* Direction *
Extract the text of every entry below exactly; leave images out.

* The input *

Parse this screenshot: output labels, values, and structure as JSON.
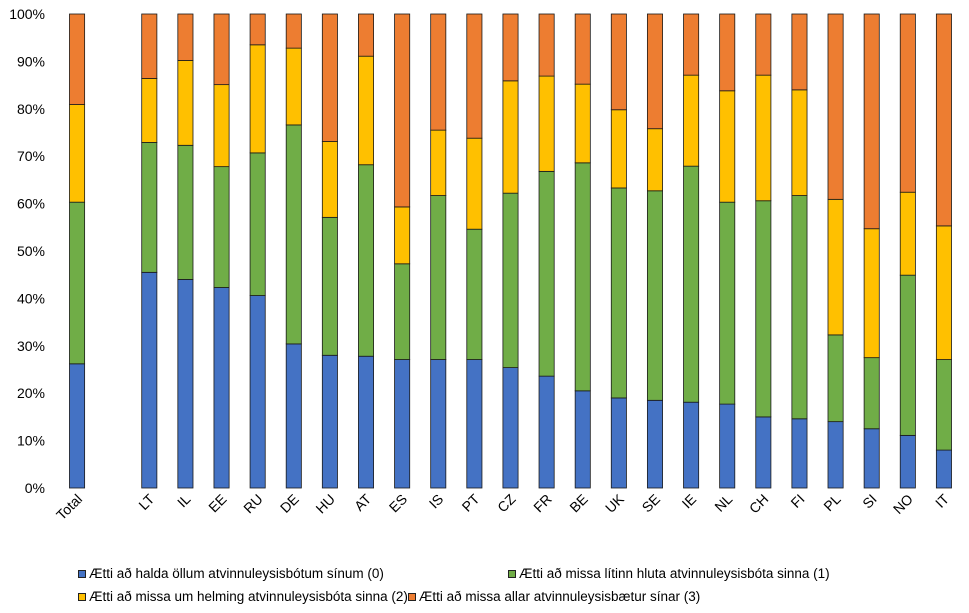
{
  "chart_data": {
    "type": "bar",
    "stacked": true,
    "percent": true,
    "categories": [
      "Total",
      "",
      "LT",
      "IL",
      "EE",
      "RU",
      "DE",
      "HU",
      "AT",
      "ES",
      "IS",
      "PT",
      "CZ",
      "FR",
      "BE",
      "UK",
      "SE",
      "IE",
      "NL",
      "CH",
      "FI",
      "PL",
      "SI",
      "NO",
      "IT"
    ],
    "series": [
      {
        "name": "Ætti að halda öllum atvinnuleysisbótum sínum (0)",
        "color": "#4472C4",
        "values": [
          26.2,
          null,
          45.5,
          44.0,
          42.3,
          40.6,
          30.4,
          28.0,
          27.8,
          27.1,
          27.1,
          27.1,
          25.4,
          23.6,
          20.5,
          19.0,
          18.5,
          18.1,
          17.7,
          15.0,
          14.6,
          14.0,
          12.5,
          11.1,
          8.0
        ]
      },
      {
        "name": "Ætti að missa lítinn hluta atvinnuleysisbóta sinna (1)",
        "color": "#70AD47",
        "values": [
          34.1,
          null,
          27.4,
          28.3,
          25.5,
          30.1,
          46.2,
          29.1,
          40.4,
          20.2,
          34.6,
          27.5,
          36.8,
          43.2,
          48.1,
          44.3,
          44.2,
          49.8,
          42.6,
          45.6,
          47.1,
          18.3,
          15.0,
          33.8,
          19.1
        ]
      },
      {
        "name": "Ætti að missa um helming atvinnuleysisbóta sinna (2)",
        "color": "#FFC000",
        "values": [
          20.6,
          null,
          13.5,
          17.9,
          17.3,
          22.8,
          16.2,
          16.0,
          22.9,
          12.0,
          13.8,
          19.2,
          23.7,
          20.1,
          16.6,
          16.5,
          13.1,
          19.2,
          23.5,
          26.5,
          22.3,
          28.6,
          27.2,
          17.5,
          28.2
        ]
      },
      {
        "name": "Ætti að missa allar atvinnuleysisbætur sínar (3)",
        "color": "#ED7D31",
        "values": [
          19.1,
          null,
          13.6,
          9.8,
          14.9,
          6.5,
          7.2,
          26.9,
          8.9,
          40.7,
          24.5,
          26.2,
          14.1,
          13.1,
          14.8,
          20.2,
          24.2,
          12.9,
          16.2,
          12.9,
          16.0,
          39.1,
          45.3,
          37.6,
          44.7
        ]
      }
    ],
    "y_ticks": [
      "0%",
      "10%",
      "20%",
      "30%",
      "40%",
      "50%",
      "60%",
      "70%",
      "80%",
      "90%",
      "100%"
    ],
    "ylim": [
      0,
      100
    ],
    "grid": false,
    "legend_position": "bottom"
  }
}
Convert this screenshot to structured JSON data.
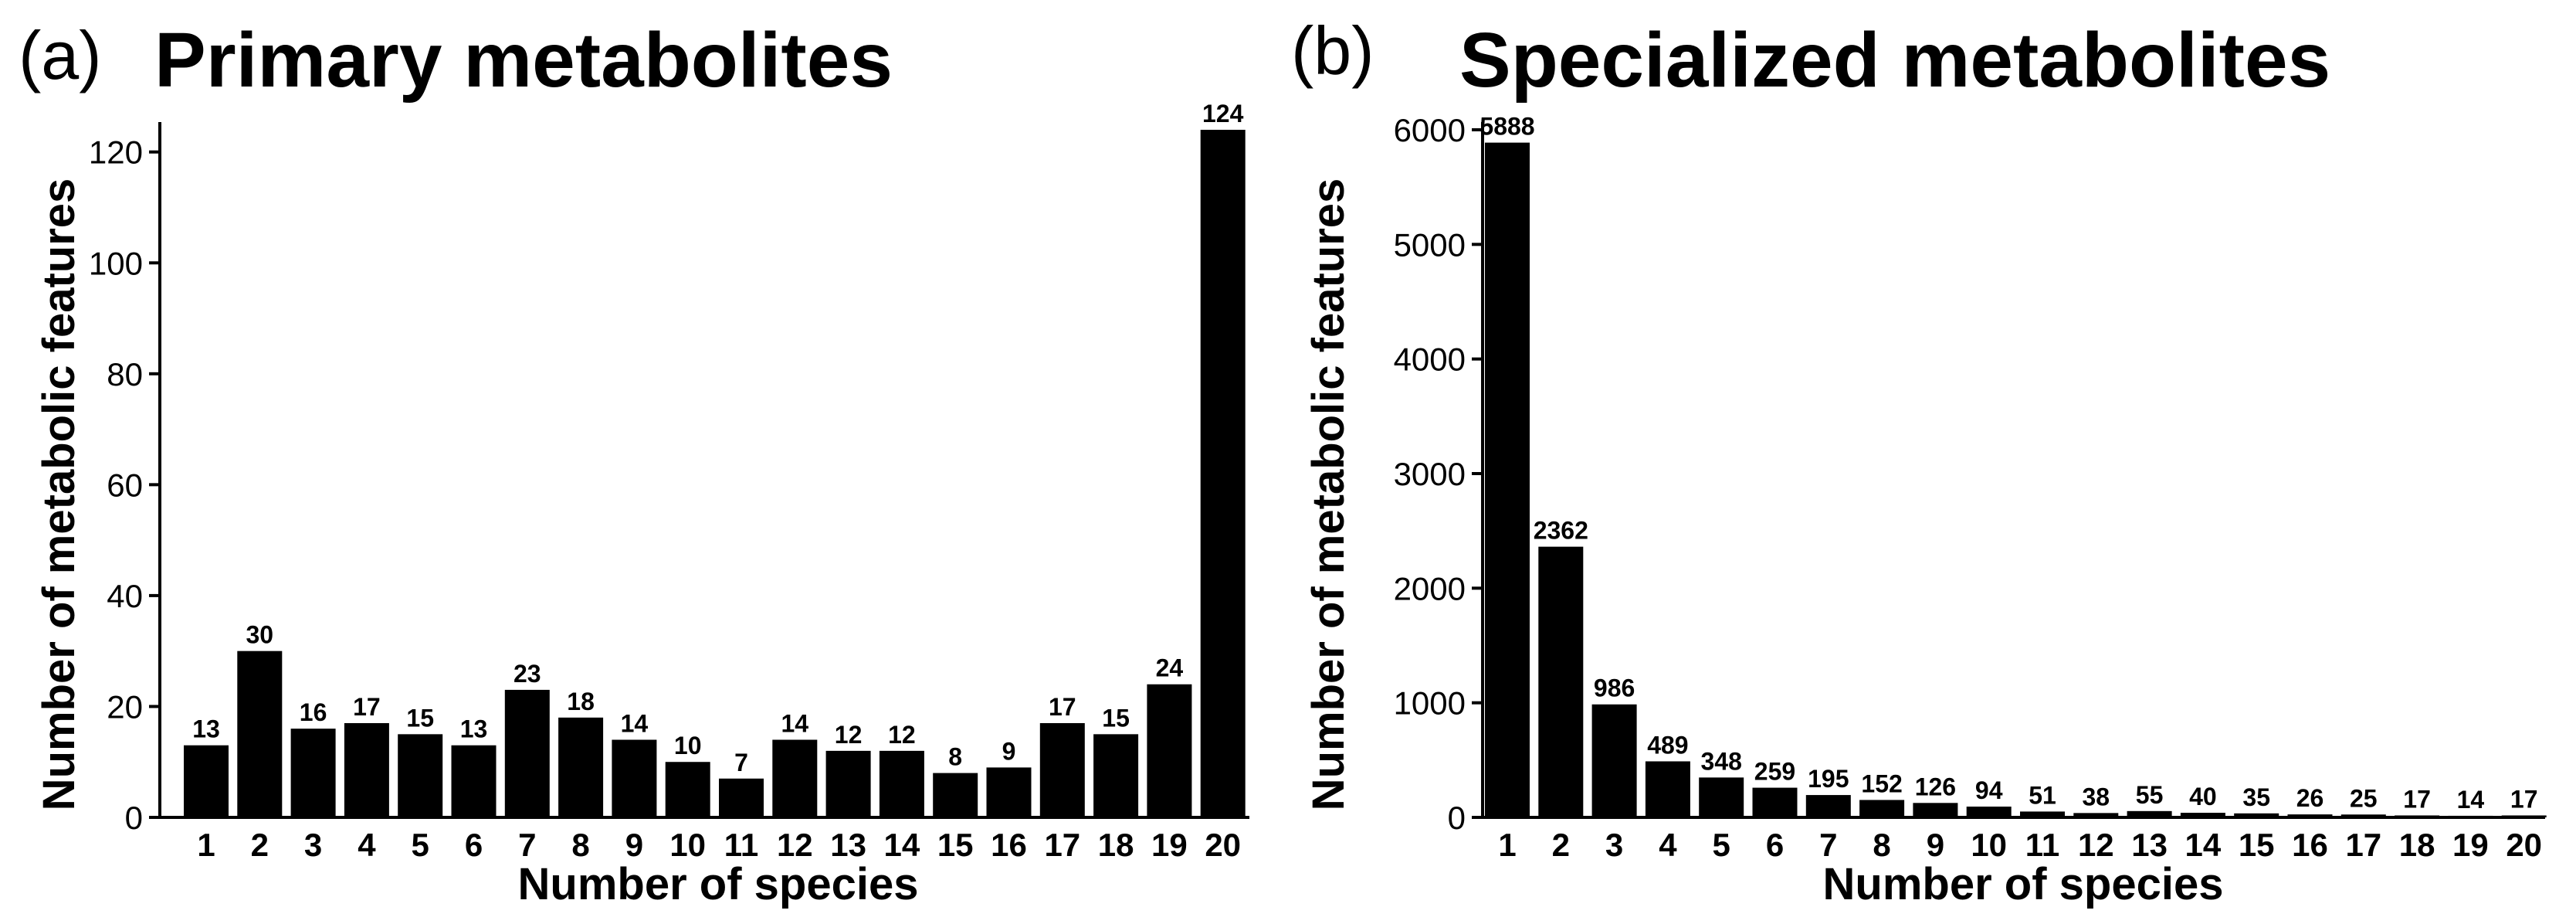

* Response below *
Parse this screenshot: output labels, values, and structure as JSON.
{
  "chart_data": {
    "type": "bar",
    "stacked": true,
    "percent": true,
    "categories": [
      "Total",
      "",
      "LT",
      "IL",
      "EE",
      "RU",
      "DE",
      "HU",
      "AT",
      "ES",
      "IS",
      "PT",
      "CZ",
      "FR",
      "BE",
      "UK",
      "SE",
      "IE",
      "NL",
      "CH",
      "FI",
      "PL",
      "SI",
      "NO",
      "IT"
    ],
    "series": [
      {
        "name": "Ætti að halda öllum atvinnuleysisbótum sínum (0)",
        "color": "#4472C4",
        "values": [
          26.2,
          null,
          45.5,
          44.0,
          42.3,
          40.6,
          30.4,
          28.0,
          27.8,
          27.1,
          27.1,
          27.1,
          25.4,
          23.6,
          20.5,
          19.0,
          18.5,
          18.1,
          17.7,
          15.0,
          14.6,
          14.0,
          12.5,
          11.1,
          8.0
        ]
      },
      {
        "name": "Ætti að missa lítinn hluta atvinnuleysisbóta sinna (1)",
        "color": "#70AD47",
        "values": [
          34.1,
          null,
          27.4,
          28.3,
          25.5,
          30.1,
          46.2,
          29.1,
          40.4,
          20.2,
          34.6,
          27.5,
          36.8,
          43.2,
          48.1,
          44.3,
          44.2,
          49.8,
          42.6,
          45.6,
          47.1,
          18.3,
          15.0,
          33.8,
          19.1
        ]
      },
      {
        "name": "Ætti að missa um helming atvinnuleysisbóta sinna (2)",
        "color": "#FFC000",
        "values": [
          20.6,
          null,
          13.5,
          17.9,
          17.3,
          22.8,
          16.2,
          16.0,
          22.9,
          12.0,
          13.8,
          19.2,
          23.7,
          20.1,
          16.6,
          16.5,
          13.1,
          19.2,
          23.5,
          26.5,
          22.3,
          28.6,
          27.2,
          17.5,
          28.2
        ]
      },
      {
        "name": "Ætti að missa allar atvinnuleysisbætur sínar (3)",
        "color": "#ED7D31",
        "values": [
          19.1,
          null,
          13.6,
          9.8,
          14.9,
          6.5,
          7.2,
          26.9,
          8.9,
          40.7,
          24.5,
          26.2,
          14.1,
          13.1,
          14.8,
          20.2,
          24.2,
          12.9,
          16.2,
          12.9,
          16.0,
          39.1,
          45.3,
          37.6,
          44.7
        ]
      }
    ],
    "y_ticks": [
      "0%",
      "10%",
      "20%",
      "30%",
      "40%",
      "50%",
      "60%",
      "70%",
      "80%",
      "90%",
      "100%"
    ],
    "ylim": [
      0,
      100
    ],
    "grid": false,
    "legend_position": "bottom"
  }
}
Convert this screenshot to structured JSON data.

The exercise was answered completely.